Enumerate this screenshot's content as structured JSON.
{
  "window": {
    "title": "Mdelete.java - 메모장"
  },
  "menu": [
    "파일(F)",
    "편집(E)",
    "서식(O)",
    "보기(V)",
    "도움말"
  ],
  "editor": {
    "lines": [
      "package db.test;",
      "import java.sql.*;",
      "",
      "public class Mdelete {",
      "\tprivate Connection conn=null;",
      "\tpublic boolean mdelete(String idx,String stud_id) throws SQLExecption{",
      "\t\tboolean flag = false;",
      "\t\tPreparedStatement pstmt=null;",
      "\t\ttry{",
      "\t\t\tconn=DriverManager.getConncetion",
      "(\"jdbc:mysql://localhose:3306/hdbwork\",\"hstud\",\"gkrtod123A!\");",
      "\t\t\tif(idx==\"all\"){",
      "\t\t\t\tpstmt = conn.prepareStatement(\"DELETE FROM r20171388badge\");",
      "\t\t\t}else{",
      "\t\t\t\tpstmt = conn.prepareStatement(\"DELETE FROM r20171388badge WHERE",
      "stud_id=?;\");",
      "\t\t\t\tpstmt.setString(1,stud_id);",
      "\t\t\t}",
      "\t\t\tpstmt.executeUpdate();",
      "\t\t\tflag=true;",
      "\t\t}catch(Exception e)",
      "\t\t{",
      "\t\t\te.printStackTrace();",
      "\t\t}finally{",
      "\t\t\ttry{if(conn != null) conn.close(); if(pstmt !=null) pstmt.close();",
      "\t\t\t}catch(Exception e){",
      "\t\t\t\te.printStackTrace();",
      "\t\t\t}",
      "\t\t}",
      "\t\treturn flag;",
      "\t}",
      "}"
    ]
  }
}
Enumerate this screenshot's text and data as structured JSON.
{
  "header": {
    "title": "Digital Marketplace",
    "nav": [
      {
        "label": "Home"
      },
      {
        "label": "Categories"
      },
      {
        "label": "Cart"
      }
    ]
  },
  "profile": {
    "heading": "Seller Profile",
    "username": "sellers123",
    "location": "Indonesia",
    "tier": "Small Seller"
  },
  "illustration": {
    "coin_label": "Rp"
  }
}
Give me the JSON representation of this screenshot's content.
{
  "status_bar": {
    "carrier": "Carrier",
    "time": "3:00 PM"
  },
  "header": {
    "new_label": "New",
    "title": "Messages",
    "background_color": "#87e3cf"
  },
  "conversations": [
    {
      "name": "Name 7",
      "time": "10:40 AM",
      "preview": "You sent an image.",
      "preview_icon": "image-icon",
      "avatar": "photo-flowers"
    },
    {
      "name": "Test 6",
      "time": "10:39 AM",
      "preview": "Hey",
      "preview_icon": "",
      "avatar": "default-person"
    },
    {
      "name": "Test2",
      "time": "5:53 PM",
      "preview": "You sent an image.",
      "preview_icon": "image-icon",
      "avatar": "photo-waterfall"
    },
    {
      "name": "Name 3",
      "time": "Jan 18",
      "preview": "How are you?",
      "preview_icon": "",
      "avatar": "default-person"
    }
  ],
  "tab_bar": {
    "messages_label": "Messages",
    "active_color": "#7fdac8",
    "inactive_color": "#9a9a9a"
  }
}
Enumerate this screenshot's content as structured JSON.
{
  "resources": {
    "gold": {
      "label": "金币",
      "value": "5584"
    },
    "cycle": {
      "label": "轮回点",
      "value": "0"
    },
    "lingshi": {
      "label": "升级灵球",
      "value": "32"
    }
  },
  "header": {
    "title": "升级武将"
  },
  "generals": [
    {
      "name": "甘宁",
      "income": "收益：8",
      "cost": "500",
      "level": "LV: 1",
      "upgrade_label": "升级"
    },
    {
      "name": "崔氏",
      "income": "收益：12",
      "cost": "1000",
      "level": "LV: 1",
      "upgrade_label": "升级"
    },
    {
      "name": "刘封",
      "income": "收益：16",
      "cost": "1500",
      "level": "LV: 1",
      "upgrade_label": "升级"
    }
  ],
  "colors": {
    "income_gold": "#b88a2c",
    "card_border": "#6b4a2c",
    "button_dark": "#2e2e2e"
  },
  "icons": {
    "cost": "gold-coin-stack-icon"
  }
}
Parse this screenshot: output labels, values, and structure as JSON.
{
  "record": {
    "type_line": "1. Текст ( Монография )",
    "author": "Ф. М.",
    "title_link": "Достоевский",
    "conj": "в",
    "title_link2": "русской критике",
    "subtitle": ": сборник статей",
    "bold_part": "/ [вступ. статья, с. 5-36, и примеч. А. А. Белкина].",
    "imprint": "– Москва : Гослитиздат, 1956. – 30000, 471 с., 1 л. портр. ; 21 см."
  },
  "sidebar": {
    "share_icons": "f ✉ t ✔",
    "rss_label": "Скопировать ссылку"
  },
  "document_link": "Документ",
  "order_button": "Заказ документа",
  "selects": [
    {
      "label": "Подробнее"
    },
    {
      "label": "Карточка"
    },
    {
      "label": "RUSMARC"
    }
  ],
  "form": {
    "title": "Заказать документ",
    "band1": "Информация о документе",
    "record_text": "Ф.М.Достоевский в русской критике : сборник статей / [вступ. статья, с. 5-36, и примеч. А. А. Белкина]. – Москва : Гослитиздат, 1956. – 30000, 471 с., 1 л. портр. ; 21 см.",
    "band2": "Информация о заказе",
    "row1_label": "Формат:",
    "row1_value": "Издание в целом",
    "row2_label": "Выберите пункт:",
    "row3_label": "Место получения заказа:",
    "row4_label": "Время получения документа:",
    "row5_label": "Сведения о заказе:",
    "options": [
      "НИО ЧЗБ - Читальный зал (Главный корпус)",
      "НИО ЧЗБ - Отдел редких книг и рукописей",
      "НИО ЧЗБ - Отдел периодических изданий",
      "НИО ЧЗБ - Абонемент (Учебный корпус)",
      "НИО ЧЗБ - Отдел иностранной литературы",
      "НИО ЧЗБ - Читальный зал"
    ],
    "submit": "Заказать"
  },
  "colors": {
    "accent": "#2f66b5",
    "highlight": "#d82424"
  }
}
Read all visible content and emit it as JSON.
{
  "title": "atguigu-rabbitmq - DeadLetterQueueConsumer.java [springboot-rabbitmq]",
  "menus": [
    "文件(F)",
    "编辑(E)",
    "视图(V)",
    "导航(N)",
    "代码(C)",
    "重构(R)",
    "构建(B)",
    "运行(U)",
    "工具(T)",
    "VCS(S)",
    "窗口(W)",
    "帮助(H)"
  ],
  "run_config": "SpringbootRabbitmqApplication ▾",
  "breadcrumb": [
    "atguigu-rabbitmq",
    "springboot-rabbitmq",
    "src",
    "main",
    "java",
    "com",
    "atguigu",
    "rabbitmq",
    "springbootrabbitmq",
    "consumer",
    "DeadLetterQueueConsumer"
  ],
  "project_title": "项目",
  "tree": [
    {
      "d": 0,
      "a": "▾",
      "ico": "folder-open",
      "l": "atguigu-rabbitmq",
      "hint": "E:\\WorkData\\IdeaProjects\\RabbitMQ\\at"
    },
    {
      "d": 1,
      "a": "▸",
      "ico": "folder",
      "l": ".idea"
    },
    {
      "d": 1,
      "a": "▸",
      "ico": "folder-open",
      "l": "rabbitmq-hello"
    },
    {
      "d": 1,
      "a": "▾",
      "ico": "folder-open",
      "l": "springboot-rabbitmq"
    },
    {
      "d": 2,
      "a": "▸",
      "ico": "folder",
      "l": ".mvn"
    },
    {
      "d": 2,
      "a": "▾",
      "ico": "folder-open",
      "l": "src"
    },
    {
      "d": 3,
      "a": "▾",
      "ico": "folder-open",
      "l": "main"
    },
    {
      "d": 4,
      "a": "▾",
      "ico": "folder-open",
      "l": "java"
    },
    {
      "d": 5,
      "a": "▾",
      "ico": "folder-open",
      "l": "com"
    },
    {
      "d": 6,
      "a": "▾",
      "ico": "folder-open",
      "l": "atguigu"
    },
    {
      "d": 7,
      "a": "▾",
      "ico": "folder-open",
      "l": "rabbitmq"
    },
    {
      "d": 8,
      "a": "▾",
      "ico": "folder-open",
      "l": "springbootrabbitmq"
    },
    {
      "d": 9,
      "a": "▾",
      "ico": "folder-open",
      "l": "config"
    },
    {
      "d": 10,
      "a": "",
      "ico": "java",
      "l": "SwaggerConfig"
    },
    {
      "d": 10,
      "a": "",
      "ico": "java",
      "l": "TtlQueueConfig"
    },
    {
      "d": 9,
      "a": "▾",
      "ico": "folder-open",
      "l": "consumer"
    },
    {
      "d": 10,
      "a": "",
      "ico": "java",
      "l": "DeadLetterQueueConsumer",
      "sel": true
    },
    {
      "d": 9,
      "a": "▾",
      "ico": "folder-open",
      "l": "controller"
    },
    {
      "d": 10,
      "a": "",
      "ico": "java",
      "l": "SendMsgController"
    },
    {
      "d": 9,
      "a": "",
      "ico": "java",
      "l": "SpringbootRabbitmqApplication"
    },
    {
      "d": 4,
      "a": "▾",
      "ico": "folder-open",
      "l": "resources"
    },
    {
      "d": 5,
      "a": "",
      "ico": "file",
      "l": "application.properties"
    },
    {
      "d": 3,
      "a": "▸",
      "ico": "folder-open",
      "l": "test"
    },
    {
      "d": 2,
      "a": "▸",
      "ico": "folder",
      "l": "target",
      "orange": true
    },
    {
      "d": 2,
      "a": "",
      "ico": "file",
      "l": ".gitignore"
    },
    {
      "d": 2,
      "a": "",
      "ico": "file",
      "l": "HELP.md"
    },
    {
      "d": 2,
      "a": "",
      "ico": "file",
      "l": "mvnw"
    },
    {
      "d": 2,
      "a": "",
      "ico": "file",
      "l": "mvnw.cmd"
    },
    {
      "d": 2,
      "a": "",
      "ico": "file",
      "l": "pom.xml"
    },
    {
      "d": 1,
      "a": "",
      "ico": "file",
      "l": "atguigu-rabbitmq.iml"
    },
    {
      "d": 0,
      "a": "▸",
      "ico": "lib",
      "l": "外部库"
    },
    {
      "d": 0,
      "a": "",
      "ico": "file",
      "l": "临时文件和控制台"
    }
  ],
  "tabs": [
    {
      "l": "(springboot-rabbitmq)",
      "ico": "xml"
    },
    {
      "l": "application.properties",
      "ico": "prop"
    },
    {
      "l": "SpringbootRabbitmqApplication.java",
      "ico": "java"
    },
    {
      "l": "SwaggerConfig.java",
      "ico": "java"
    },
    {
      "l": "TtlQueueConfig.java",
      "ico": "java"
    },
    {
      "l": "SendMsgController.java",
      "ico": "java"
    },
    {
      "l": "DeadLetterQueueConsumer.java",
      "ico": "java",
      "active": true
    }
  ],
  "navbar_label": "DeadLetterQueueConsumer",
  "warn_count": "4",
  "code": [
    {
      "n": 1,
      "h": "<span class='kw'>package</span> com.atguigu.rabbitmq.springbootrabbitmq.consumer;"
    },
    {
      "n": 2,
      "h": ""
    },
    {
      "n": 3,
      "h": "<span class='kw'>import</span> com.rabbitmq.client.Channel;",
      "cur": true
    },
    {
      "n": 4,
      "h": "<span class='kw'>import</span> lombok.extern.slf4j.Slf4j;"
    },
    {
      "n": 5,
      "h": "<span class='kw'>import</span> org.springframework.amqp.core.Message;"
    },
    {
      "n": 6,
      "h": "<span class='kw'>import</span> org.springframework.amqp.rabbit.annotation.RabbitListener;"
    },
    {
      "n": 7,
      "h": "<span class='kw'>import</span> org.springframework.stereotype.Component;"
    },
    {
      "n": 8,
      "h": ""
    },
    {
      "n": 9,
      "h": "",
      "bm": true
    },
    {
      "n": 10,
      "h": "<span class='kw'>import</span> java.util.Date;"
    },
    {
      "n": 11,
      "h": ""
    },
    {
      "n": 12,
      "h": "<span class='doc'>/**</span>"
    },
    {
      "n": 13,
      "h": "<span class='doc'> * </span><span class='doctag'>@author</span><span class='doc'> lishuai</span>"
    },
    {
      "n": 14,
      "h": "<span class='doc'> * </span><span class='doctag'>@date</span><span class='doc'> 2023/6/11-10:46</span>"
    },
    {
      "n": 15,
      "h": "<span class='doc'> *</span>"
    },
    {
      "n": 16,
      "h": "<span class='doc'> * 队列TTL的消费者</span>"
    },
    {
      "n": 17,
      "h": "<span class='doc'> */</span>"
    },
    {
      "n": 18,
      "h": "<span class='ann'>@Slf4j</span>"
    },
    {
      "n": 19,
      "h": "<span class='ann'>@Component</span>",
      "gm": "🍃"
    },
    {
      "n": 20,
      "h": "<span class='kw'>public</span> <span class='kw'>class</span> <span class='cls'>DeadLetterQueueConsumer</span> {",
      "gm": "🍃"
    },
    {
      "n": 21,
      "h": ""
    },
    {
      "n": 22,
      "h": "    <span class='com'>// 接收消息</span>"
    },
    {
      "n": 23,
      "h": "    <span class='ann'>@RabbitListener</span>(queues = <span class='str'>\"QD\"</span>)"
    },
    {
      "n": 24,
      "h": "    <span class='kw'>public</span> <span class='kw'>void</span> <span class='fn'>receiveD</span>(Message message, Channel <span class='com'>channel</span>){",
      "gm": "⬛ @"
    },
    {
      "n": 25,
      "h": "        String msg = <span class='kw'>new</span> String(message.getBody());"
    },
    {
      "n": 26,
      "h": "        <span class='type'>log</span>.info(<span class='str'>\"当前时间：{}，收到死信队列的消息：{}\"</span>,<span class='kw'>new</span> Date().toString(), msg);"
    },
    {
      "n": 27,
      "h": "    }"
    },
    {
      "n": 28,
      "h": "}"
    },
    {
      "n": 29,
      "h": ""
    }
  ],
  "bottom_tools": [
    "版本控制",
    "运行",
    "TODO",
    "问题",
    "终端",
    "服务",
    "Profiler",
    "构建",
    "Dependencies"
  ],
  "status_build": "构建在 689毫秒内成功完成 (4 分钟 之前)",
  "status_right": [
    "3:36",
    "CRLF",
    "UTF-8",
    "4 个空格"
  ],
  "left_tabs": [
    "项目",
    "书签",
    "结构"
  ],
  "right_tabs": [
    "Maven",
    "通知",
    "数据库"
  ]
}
......
Objective » Read through the entries and copy each line in which "author" appears.

Full solution »
    "author": "Ф. М.",
      "h": "<span class='doc'> * </span><span class='doctag'>@author</span><span class='doc'> lishuai</span>"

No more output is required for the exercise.